◆ **PROMPT**
Can you copy the Cast Away post word for word, from "Saturday, August 30, 2008" to "and the world."?

◆ **PROVIDED TEXT**
---

Saturday, August 30, 2008

Cast Away

The funny thing about being stranded on a desert island is that it polarises reality. Things go from being normal, everyday stuff of the blah kind to being absolutely horrible (the event that makes the person be stranded in the first place - in this case, a plane crash) and then absolutely awesome (the person is in a place probably none of his friends will ever get to experience in the same way he has). It's not surprising that the film Cast Away starring Tom Hanks grossed nearly half a billion dollars at the box office. At least, not to me.

It's one of those films that you can go back and watch again and again and never seem to get sick of. It's what I call philosophically rich, because each time you watch it you discover something new; not about the screenplay but about yourself. About human nature and the world.

The film is a love story at its most basic level. Man is about to propose to the woman he loves but has to leave on a plane for his work as a FedEx analyst. Cue tragedy. He winds up on a rocky, isolated, totally deserted island in the middle of the Pacific with no hope of getting away on his own, thanks to the suicidal reef chain which completely surrounds the island. Meanwhile, his true love, back home in Memphis, USA, believes she has lost him forever.

---

◆ **SUPPLIED INFORMATION**
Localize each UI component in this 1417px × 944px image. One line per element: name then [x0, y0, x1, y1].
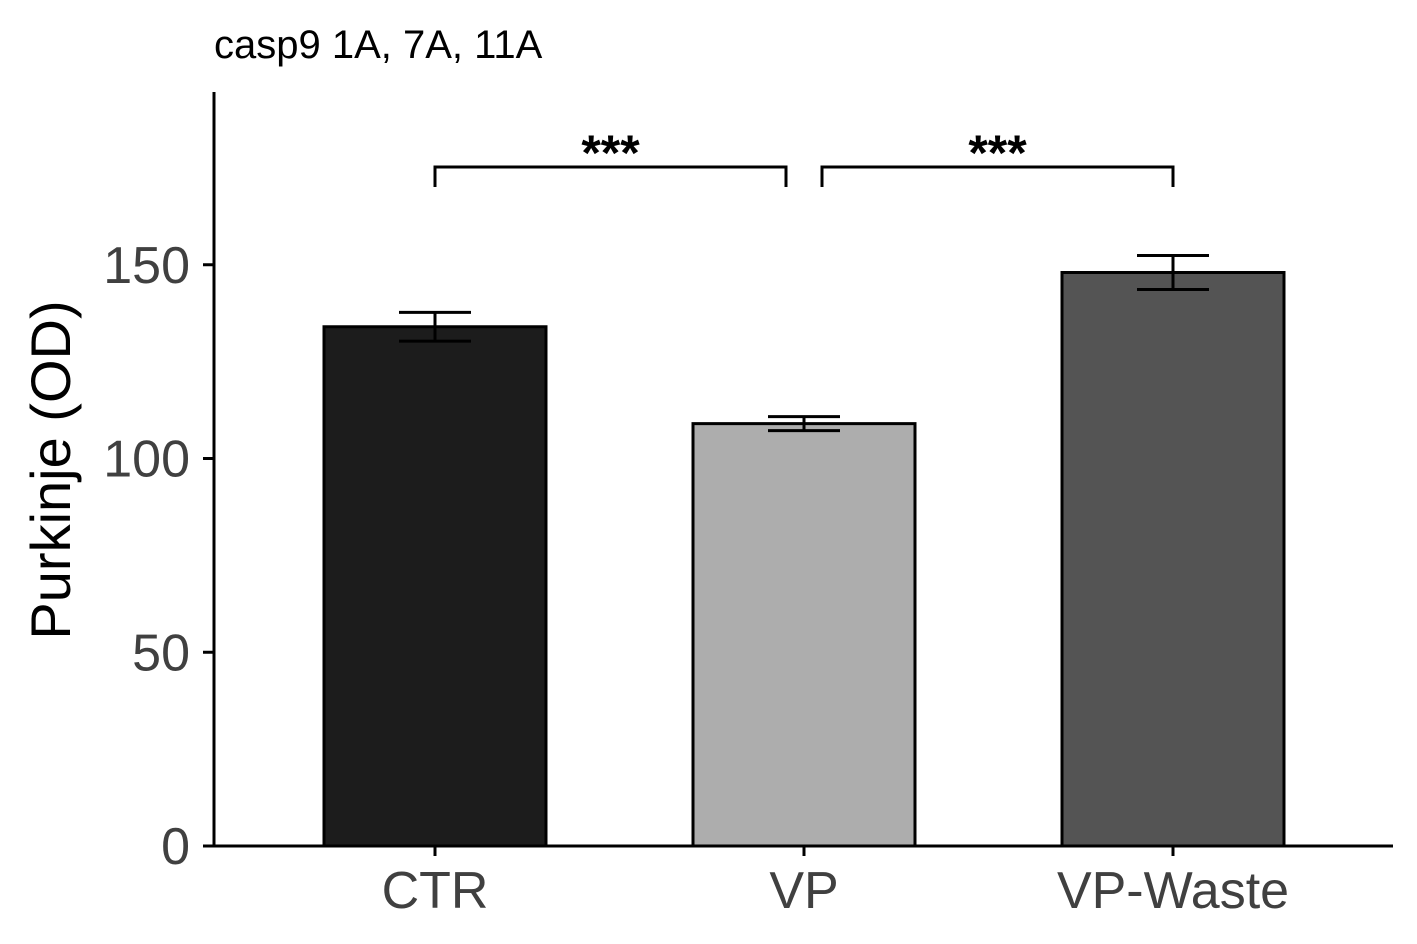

---

◆ **OUTPUT OF THE TASK**
Saturday, August 30, 2008

Cast Away

The funny thing about being stranded on a desert island is that it polarises reality. Things go from being normal, everyday stuff of the blah kind to being absolutely horrible (the event that makes the person be stranded in the first place - in this case, a plane crash) and then absolutely awesome (the person is in a place probably none of his friends will ever get to experience in the same way he has). It's not surprising that the film Cast Away starring Tom Hanks grossed nearly half a billion dollars at the box office. At least, not to me.

It's one of those films that you can go back and watch again and again and never seem to get sick of. It's what I call philosophically rich, because each time you watch it you discover something new; not about the screenplay but about yourself. About human nature and the world.